Exercise brief -> Give back the material word for word, every line included.

Data to examine ->
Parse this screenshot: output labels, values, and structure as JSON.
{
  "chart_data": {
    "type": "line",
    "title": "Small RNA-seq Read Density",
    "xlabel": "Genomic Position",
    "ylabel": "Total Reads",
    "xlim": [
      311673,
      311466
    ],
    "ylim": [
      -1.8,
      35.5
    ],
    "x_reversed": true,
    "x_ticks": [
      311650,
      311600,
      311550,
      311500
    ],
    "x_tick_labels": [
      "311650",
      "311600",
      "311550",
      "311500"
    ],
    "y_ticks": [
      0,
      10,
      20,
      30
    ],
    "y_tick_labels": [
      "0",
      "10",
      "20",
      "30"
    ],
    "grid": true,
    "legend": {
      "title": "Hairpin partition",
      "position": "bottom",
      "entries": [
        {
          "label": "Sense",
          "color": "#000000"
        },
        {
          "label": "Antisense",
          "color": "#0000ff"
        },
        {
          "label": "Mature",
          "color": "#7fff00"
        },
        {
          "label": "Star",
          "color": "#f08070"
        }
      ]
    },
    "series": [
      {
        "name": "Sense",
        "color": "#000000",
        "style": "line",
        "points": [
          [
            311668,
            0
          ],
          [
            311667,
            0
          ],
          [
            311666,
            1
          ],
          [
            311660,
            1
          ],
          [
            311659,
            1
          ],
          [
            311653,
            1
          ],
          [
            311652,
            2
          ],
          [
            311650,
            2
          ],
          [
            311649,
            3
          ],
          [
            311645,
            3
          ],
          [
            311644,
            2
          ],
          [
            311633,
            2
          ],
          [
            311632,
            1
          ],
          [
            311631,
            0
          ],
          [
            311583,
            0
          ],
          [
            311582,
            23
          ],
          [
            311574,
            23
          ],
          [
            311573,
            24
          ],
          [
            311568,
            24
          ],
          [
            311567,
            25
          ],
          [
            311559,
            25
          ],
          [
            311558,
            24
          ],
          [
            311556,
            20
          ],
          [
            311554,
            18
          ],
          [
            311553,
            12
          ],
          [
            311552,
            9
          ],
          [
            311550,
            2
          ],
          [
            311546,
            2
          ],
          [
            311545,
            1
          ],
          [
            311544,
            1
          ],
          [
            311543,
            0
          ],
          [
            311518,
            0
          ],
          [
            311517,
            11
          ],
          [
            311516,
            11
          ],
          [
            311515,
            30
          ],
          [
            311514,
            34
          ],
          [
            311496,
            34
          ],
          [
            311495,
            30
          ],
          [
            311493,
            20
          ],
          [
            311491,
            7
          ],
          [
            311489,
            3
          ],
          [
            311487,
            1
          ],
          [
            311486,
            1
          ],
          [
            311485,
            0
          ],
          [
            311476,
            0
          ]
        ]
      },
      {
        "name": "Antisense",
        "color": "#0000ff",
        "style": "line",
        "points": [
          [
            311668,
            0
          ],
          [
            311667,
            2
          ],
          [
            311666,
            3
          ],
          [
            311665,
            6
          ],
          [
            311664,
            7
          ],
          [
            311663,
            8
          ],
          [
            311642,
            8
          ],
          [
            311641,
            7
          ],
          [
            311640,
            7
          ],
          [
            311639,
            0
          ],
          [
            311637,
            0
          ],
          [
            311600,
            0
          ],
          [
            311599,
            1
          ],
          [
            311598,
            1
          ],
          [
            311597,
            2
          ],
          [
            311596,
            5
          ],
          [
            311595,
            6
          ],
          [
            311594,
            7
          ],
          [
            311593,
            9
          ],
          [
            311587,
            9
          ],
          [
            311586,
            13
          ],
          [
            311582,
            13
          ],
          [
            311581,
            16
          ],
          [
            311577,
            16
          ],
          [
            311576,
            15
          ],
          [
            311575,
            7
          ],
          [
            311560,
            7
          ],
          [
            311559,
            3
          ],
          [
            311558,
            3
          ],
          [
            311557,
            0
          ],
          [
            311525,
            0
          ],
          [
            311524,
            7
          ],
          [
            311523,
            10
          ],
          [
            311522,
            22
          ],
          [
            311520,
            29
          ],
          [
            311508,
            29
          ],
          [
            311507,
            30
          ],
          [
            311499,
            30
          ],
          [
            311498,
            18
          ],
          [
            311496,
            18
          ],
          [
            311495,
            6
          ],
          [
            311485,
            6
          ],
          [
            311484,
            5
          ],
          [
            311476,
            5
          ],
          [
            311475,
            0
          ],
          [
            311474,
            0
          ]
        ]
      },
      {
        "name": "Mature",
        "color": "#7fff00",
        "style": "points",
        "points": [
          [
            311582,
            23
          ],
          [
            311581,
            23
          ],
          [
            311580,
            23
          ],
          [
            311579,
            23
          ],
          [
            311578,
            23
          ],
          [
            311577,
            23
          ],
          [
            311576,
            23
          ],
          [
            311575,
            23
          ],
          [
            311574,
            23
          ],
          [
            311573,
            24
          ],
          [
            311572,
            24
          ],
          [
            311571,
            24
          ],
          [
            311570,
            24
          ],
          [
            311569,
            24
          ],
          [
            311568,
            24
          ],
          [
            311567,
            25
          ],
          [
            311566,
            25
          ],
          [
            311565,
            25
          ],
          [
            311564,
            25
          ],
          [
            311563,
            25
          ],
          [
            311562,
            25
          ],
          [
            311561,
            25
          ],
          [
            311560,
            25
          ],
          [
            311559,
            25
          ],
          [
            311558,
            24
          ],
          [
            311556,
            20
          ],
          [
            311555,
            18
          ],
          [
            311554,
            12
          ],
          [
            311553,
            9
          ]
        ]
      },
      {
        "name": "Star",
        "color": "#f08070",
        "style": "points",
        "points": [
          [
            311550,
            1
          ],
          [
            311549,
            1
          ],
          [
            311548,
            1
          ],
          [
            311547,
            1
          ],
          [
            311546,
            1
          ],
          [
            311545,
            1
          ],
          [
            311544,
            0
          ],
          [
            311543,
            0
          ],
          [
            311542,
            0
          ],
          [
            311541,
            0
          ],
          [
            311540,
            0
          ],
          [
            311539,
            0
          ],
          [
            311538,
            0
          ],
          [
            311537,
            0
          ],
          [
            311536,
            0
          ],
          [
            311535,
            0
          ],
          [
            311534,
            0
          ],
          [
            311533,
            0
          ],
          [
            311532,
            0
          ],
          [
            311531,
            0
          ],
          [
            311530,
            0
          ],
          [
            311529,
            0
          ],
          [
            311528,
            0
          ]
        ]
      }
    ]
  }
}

Solution for this exercise ->
Parse this screenshot: output labels, values, and structure as JSON.
{
  "chart_data": {
    "type": "line",
    "title": "Small RNA-seq Read Density",
    "xlabel": "Genomic Position",
    "ylabel": "Total Reads",
    "xlim": [
      311673,
      311466
    ],
    "ylim": [
      -1.8,
      35.5
    ],
    "x_reversed": true,
    "x_ticks": [
      311650,
      311600,
      311550,
      311500
    ],
    "x_tick_labels": [
      "311650",
      "311600",
      "311550",
      "311500"
    ],
    "y_ticks": [
      0,
      10,
      20,
      30
    ],
    "y_tick_labels": [
      "0",
      "10",
      "20",
      "30"
    ],
    "grid": true,
    "legend": {
      "title": "Hairpin partition",
      "position": "bottom",
      "entries": [
        {
          "label": "Sense",
          "color": "#000000"
        },
        {
          "label": "Antisense",
          "color": "#0000ff"
        },
        {
          "label": "Mature",
          "color": "#7fff00"
        },
        {
          "label": "Star",
          "color": "#f08070"
        }
      ]
    },
    "series": [
      {
        "name": "Sense",
        "color": "#000000",
        "style": "line",
        "points": [
          [
            311668,
            0
          ],
          [
            311667,
            0
          ],
          [
            311666,
            1
          ],
          [
            311660,
            1
          ],
          [
            311659,
            1
          ],
          [
            311653,
            1
          ],
          [
            311652,
            2
          ],
          [
            311650,
            2
          ],
          [
            311649,
            3
          ],
          [
            311645,
            3
          ],
          [
            311644,
            2
          ],
          [
            311633,
            2
          ],
          [
            311632,
            1
          ],
          [
            311631,
            0
          ],
          [
            311583,
            0
          ],
          [
            311582,
            23
          ],
          [
            311574,
            23
          ],
          [
            311573,
            24
          ],
          [
            311568,
            24
          ],
          [
            311567,
            25
          ],
          [
            311559,
            25
          ],
          [
            311558,
            24
          ],
          [
            311556,
            20
          ],
          [
            311554,
            18
          ],
          [
            311553,
            12
          ],
          [
            311552,
            9
          ],
          [
            311550,
            2
          ],
          [
            311546,
            2
          ],
          [
            311545,
            1
          ],
          [
            311544,
            1
          ],
          [
            311543,
            0
          ],
          [
            311518,
            0
          ],
          [
            311517,
            11
          ],
          [
            311516,
            11
          ],
          [
            311515,
            30
          ],
          [
            311514,
            34
          ],
          [
            311496,
            34
          ],
          [
            311495,
            30
          ],
          [
            311493,
            20
          ],
          [
            311491,
            7
          ],
          [
            311489,
            3
          ],
          [
            311487,
            1
          ],
          [
            311486,
            1
          ],
          [
            311485,
            0
          ],
          [
            311476,
            0
          ]
        ]
      },
      {
        "name": "Antisense",
        "color": "#0000ff",
        "style": "line",
        "points": [
          [
            311668,
            0
          ],
          [
            311667,
            2
          ],
          [
            311666,
            3
          ],
          [
            311665,
            6
          ],
          [
            311664,
            7
          ],
          [
            311663,
            8
          ],
          [
            311642,
            8
          ],
          [
            311641,
            7
          ],
          [
            311640,
            7
          ],
          [
            311639,
            0
          ],
          [
            311637,
            0
          ],
          [
            311600,
            0
          ],
          [
            311599,
            1
          ],
          [
            311598,
            1
          ],
          [
            311597,
            2
          ],
          [
            311596,
            5
          ],
          [
            311595,
            6
          ],
          [
            311594,
            7
          ],
          [
            311593,
            9
          ],
          [
            311587,
            9
          ],
          [
            311586,
            13
          ],
          [
            311582,
            13
          ],
          [
            311581,
            16
          ],
          [
            311577,
            16
          ],
          [
            311576,
            15
          ],
          [
            311575,
            7
          ],
          [
            311560,
            7
          ],
          [
            311559,
            3
          ],
          [
            311558,
            3
          ],
          [
            311557,
            0
          ],
          [
            311525,
            0
          ],
          [
            311524,
            7
          ],
          [
            311523,
            10
          ],
          [
            311522,
            22
          ],
          [
            311520,
            29
          ],
          [
            311508,
            29
          ],
          [
            311507,
            30
          ],
          [
            311499,
            30
          ],
          [
            311498,
            18
          ],
          [
            311496,
            18
          ],
          [
            311495,
            6
          ],
          [
            311485,
            6
          ],
          [
            311484,
            5
          ],
          [
            311476,
            5
          ],
          [
            311475,
            0
          ],
          [
            311474,
            0
          ]
        ]
      },
      {
        "name": "Mature",
        "color": "#7fff00",
        "style": "points",
        "points": [
          [
            311582,
            23
          ],
          [
            311581,
            23
          ],
          [
            311580,
            23
          ],
          [
            311579,
            23
          ],
          [
            311578,
            23
          ],
          [
            311577,
            23
          ],
          [
            311576,
            23
          ],
          [
            311575,
            23
          ],
          [
            311574,
            23
          ],
          [
            311573,
            24
          ],
          [
            311572,
            24
          ],
          [
            311571,
            24
          ],
          [
            311570,
            24
          ],
          [
            311569,
            24
          ],
          [
            311568,
            24
          ],
          [
            311567,
            25
          ],
          [
            311566,
            25
          ],
          [
            311565,
            25
          ],
          [
            311564,
            25
          ],
          [
            311563,
            25
          ],
          [
            311562,
            25
          ],
          [
            311561,
            25
          ],
          [
            311560,
            25
          ],
          [
            311559,
            25
          ],
          [
            311558,
            24
          ],
          [
            311556,
            20
          ],
          [
            311555,
            18
          ],
          [
            311554,
            12
          ],
          [
            311553,
            9
          ]
        ]
      },
      {
        "name": "Star",
        "color": "#f08070",
        "style": "points",
        "points": [
          [
            311550,
            1
          ],
          [
            311549,
            1
          ],
          [
            311548,
            1
          ],
          [
            311547,
            1
          ],
          [
            311546,
            1
          ],
          [
            311545,
            1
          ],
          [
            311544,
            0
          ],
          [
            311543,
            0
          ],
          [
            311542,
            0
          ],
          [
            311541,
            0
          ],
          [
            311540,
            0
          ],
          [
            311539,
            0
          ],
          [
            311538,
            0
          ],
          [
            311537,
            0
          ],
          [
            311536,
            0
          ],
          [
            311535,
            0
          ],
          [
            311534,
            0
          ],
          [
            311533,
            0
          ],
          [
            311532,
            0
          ],
          [
            311531,
            0
          ],
          [
            311530,
            0
          ],
          [
            311529,
            0
          ],
          [
            311528,
            0
          ]
        ]
      }
    ]
  }
}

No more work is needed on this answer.